##### Extracted material #####

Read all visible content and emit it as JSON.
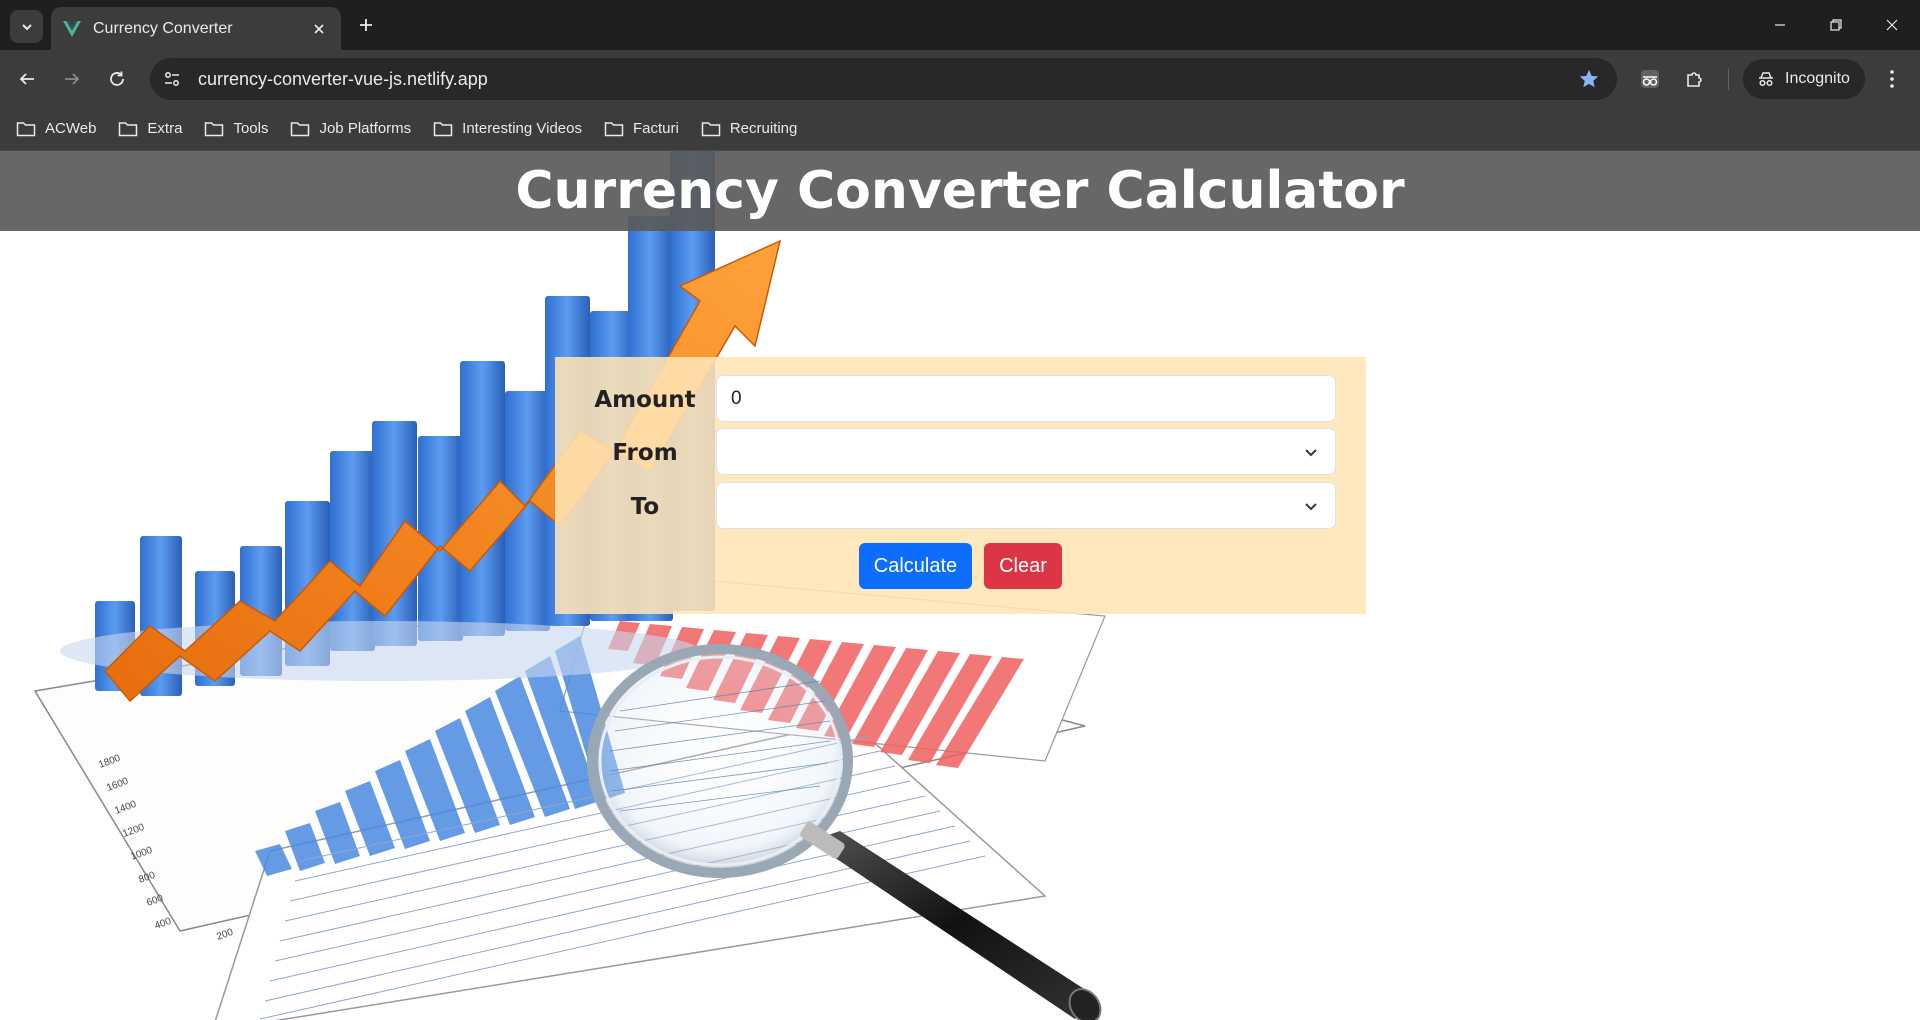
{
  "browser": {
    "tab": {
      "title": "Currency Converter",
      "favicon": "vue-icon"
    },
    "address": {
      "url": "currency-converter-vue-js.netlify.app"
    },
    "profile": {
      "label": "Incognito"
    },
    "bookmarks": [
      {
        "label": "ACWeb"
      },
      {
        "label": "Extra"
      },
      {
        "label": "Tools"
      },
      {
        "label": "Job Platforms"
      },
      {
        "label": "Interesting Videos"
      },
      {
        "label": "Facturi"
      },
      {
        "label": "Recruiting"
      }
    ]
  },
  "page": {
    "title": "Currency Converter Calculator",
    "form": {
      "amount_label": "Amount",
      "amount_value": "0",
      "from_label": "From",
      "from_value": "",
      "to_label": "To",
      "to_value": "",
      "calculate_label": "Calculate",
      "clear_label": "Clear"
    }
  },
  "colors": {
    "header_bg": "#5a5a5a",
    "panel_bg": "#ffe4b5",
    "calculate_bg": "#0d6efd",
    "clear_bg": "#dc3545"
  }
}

#####
##### Extracted material #####

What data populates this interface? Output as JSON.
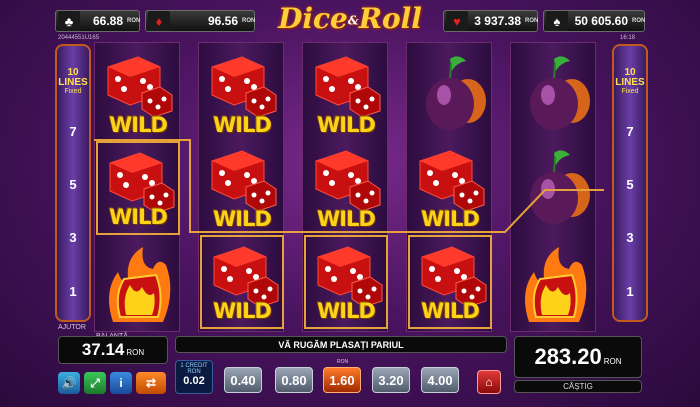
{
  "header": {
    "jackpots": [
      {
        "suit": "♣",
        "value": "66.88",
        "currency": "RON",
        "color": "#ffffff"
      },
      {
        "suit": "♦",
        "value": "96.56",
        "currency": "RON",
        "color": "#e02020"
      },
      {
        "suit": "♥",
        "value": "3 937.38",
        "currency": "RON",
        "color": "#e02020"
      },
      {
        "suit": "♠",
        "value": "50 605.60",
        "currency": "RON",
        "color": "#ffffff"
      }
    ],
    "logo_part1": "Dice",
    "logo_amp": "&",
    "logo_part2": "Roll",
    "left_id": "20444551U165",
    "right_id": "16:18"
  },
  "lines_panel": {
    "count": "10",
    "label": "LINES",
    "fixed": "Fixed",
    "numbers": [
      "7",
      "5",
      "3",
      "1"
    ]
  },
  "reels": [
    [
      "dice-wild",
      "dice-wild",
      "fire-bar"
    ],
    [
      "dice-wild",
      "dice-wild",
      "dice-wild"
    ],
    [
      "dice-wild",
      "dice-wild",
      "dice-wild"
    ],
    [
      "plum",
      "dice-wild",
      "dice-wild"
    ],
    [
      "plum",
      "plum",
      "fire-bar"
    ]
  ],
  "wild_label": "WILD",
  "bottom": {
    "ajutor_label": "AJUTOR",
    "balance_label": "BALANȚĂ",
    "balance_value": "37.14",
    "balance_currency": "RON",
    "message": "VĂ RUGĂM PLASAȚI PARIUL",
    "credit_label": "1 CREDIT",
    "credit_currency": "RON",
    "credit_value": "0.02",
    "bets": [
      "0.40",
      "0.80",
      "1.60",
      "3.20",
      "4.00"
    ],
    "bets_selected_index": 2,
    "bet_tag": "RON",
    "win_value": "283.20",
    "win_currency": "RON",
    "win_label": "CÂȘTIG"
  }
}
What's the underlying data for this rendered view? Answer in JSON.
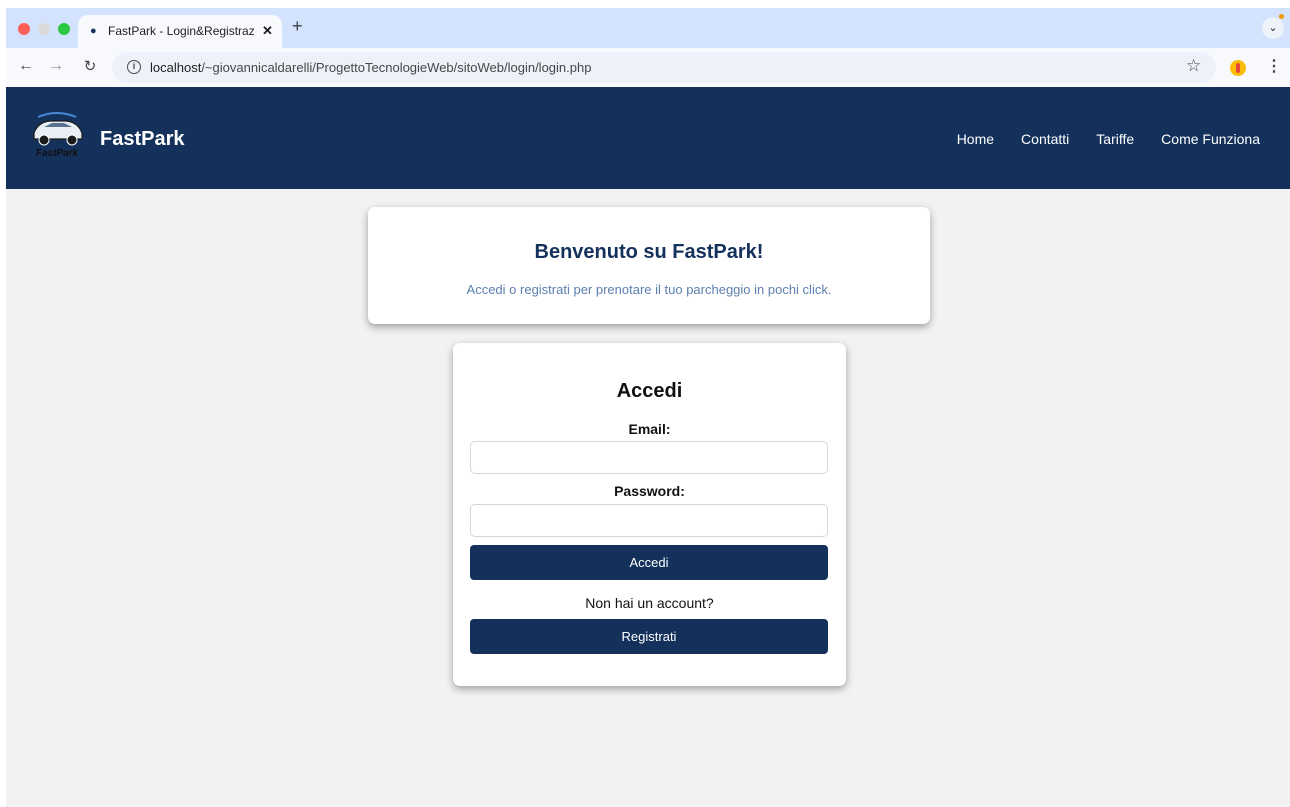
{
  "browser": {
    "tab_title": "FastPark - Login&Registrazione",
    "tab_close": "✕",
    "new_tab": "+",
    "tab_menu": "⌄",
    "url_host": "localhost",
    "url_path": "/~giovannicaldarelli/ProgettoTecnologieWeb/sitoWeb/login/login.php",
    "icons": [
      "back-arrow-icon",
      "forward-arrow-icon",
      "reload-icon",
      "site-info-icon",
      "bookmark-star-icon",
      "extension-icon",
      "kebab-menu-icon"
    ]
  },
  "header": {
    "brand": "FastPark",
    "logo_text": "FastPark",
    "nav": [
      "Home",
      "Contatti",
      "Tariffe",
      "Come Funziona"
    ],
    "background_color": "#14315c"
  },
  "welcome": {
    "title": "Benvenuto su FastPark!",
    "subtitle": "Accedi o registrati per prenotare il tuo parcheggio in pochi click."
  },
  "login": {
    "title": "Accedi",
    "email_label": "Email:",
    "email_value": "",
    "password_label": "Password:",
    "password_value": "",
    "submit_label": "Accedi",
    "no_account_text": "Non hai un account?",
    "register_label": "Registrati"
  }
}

#####

### What the exercise asks
Give the number of lines in the records above that contain the word "JSON". Reply with that number alone.

### Output of the exercise
3